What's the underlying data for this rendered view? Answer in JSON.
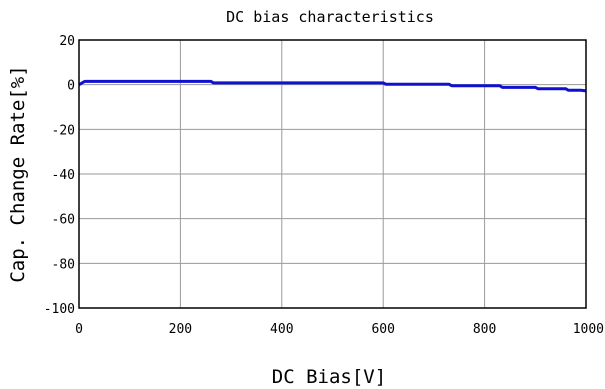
{
  "chart_data": {
    "type": "line",
    "title": "DC bias characteristics",
    "xlabel": "DC Bias[V]",
    "ylabel": "Cap. Change Rate[%]",
    "xlim": [
      0,
      1000
    ],
    "ylim": [
      -100,
      20
    ],
    "xticks": [
      "0",
      "200",
      "400",
      "600",
      "800",
      "1000"
    ],
    "yticks": [
      "20",
      "0",
      "-20",
      "-40",
      "-60",
      "-80",
      "-100"
    ],
    "grid": true,
    "series": [
      {
        "color": "#1010d0",
        "x": [
          0,
          10,
          12,
          50,
          100,
          150,
          200,
          260,
          265,
          300,
          400,
          500,
          600,
          605,
          700,
          730,
          735,
          800,
          830,
          835,
          880,
          900,
          905,
          950,
          960,
          965,
          990,
          1000
        ],
        "y": [
          0.0,
          1.3,
          1.5,
          1.5,
          1.5,
          1.5,
          1.5,
          1.5,
          0.8,
          0.8,
          0.8,
          0.8,
          0.8,
          0.2,
          0.2,
          0.2,
          -0.5,
          -0.5,
          -0.5,
          -1.2,
          -1.2,
          -1.2,
          -1.8,
          -1.8,
          -1.8,
          -2.5,
          -2.5,
          -2.8
        ]
      }
    ]
  }
}
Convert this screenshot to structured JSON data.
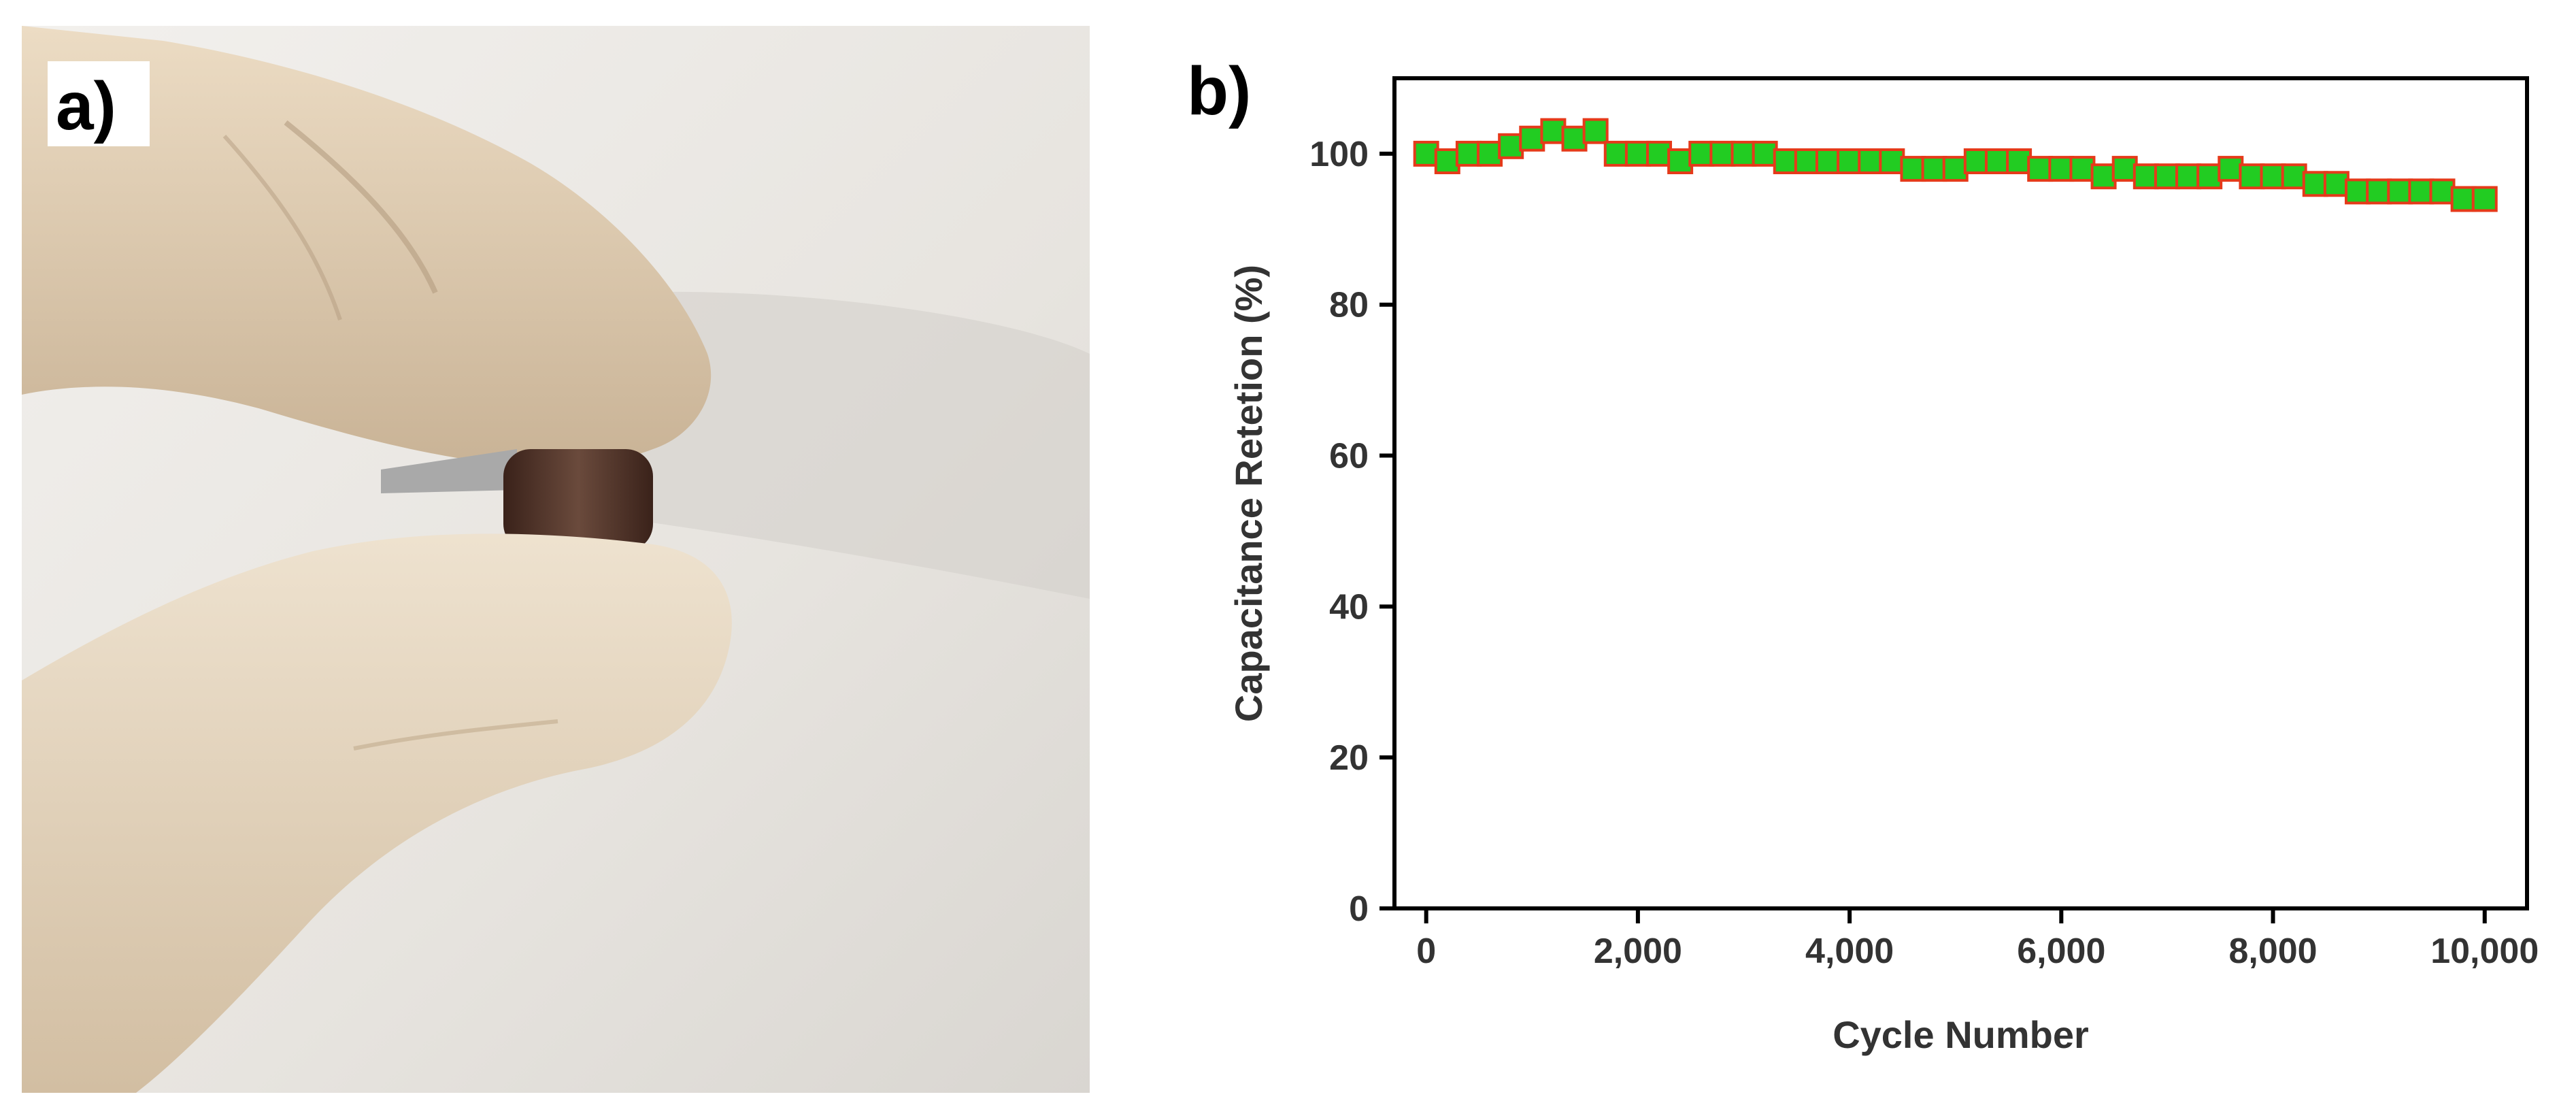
{
  "panels": {
    "a": {
      "label": "a)"
    },
    "b": {
      "label": "b)"
    }
  },
  "photo": {
    "description_icon": "gloved-fingers-holding-flexible-device-photo",
    "colors": {
      "background": "#e9e6e2",
      "glove": "#e3d2b8",
      "device": "#4a2e24"
    }
  },
  "chart_data": {
    "type": "scatter",
    "title": "",
    "xlabel": "Cycle Number",
    "ylabel": "Capacitance Retetion (%)",
    "xlim": [
      -300,
      10400
    ],
    "ylim": [
      0,
      110
    ],
    "xticks": [
      0,
      2000,
      4000,
      6000,
      8000,
      10000
    ],
    "xtick_labels": [
      "0",
      "2,000",
      "4,000",
      "6,000",
      "8,000",
      "10,000"
    ],
    "yticks": [
      0,
      20,
      40,
      60,
      80,
      100
    ],
    "ytick_labels": [
      "0",
      "20",
      "40",
      "60",
      "80",
      "100"
    ],
    "grid": false,
    "marker": {
      "shape": "square",
      "fill": "#22cc22",
      "edge": "#e53a1a"
    },
    "series": [
      {
        "x": [
          0,
          200,
          400,
          600,
          800,
          1000,
          1200,
          1400,
          1600,
          1800,
          2000,
          2200,
          2400,
          2600,
          2800,
          3000,
          3200,
          3400,
          3600,
          3800,
          4000,
          4200,
          4400,
          4600,
          4800,
          5000,
          5200,
          5400,
          5600,
          5800,
          6000,
          6200,
          6400,
          6600,
          6800,
          7000,
          7200,
          7400,
          7600,
          7800,
          8000,
          8200,
          8400,
          8600,
          8800,
          9000,
          9200,
          9400,
          9600,
          9800,
          10000
        ],
        "values": [
          100,
          99,
          100,
          100,
          101,
          102,
          103,
          102,
          103,
          100,
          100,
          100,
          99,
          100,
          100,
          100,
          100,
          99,
          99,
          99,
          99,
          99,
          99,
          98,
          98,
          98,
          99,
          99,
          99,
          98,
          98,
          98,
          97,
          98,
          97,
          97,
          97,
          97,
          98,
          97,
          97,
          97,
          96,
          96,
          95,
          95,
          95,
          95,
          95,
          94,
          94
        ]
      }
    ]
  }
}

****************

- _Problem to solve_
Repeat each record exactly, with the pictures left out.

- _Task solution_
What's the underlying data for this rendered view? Answer in JSON.
{
  "chart_data": {
    "type": "line",
    "title": "DC bias characteristics",
    "xlabel": "DC Bias[V]",
    "ylabel": "Cap. Change Rate[%]",
    "xlim": [
      0,
      1000
    ],
    "ylim": [
      -100,
      20
    ],
    "xticks": [
      "0",
      "200",
      "400",
      "600",
      "800",
      "1000"
    ],
    "yticks": [
      "20",
      "0",
      "-20",
      "-40",
      "-60",
      "-80",
      "-100"
    ],
    "grid": true,
    "series": [
      {
        "color": "#1010d0",
        "x": [
          0,
          10,
          12,
          50,
          100,
          150,
          200,
          260,
          265,
          300,
          400,
          500,
          600,
          605,
          700,
          730,
          735,
          800,
          830,
          835,
          880,
          900,
          905,
          950,
          960,
          965,
          990,
          1000
        ],
        "y": [
          0.0,
          1.3,
          1.5,
          1.5,
          1.5,
          1.5,
          1.5,
          1.5,
          0.8,
          0.8,
          0.8,
          0.8,
          0.8,
          0.2,
          0.2,
          0.2,
          -0.5,
          -0.5,
          -0.5,
          -1.2,
          -1.2,
          -1.2,
          -1.8,
          -1.8,
          -1.8,
          -2.5,
          -2.5,
          -2.8
        ]
      }
    ]
  }
}
Convert this screenshot to structured JSON data.
{
  "panels": {
    "a": {
      "label": "a)"
    },
    "b": {
      "label": "b)"
    }
  },
  "photo": {
    "description_icon": "gloved-fingers-holding-flexible-device-photo",
    "colors": {
      "background": "#e9e6e2",
      "glove": "#e3d2b8",
      "device": "#4a2e24"
    }
  },
  "chart_data": {
    "type": "scatter",
    "title": "",
    "xlabel": "Cycle Number",
    "ylabel": "Capacitance Retetion (%)",
    "xlim": [
      -300,
      10400
    ],
    "ylim": [
      0,
      110
    ],
    "xticks": [
      0,
      2000,
      4000,
      6000,
      8000,
      10000
    ],
    "xtick_labels": [
      "0",
      "2,000",
      "4,000",
      "6,000",
      "8,000",
      "10,000"
    ],
    "yticks": [
      0,
      20,
      40,
      60,
      80,
      100
    ],
    "ytick_labels": [
      "0",
      "20",
      "40",
      "60",
      "80",
      "100"
    ],
    "grid": false,
    "marker": {
      "shape": "square",
      "fill": "#22cc22",
      "edge": "#e53a1a"
    },
    "series": [
      {
        "x": [
          0,
          200,
          400,
          600,
          800,
          1000,
          1200,
          1400,
          1600,
          1800,
          2000,
          2200,
          2400,
          2600,
          2800,
          3000,
          3200,
          3400,
          3600,
          3800,
          4000,
          4200,
          4400,
          4600,
          4800,
          5000,
          5200,
          5400,
          5600,
          5800,
          6000,
          6200,
          6400,
          6600,
          6800,
          7000,
          7200,
          7400,
          7600,
          7800,
          8000,
          8200,
          8400,
          8600,
          8800,
          9000,
          9200,
          9400,
          9600,
          9800,
          10000
        ],
        "values": [
          100,
          99,
          100,
          100,
          101,
          102,
          103,
          102,
          103,
          100,
          100,
          100,
          99,
          100,
          100,
          100,
          100,
          99,
          99,
          99,
          99,
          99,
          99,
          98,
          98,
          98,
          99,
          99,
          99,
          98,
          98,
          98,
          97,
          98,
          97,
          97,
          97,
          97,
          98,
          97,
          97,
          97,
          96,
          96,
          95,
          95,
          95,
          95,
          95,
          94,
          94
        ]
      }
    ]
  }
}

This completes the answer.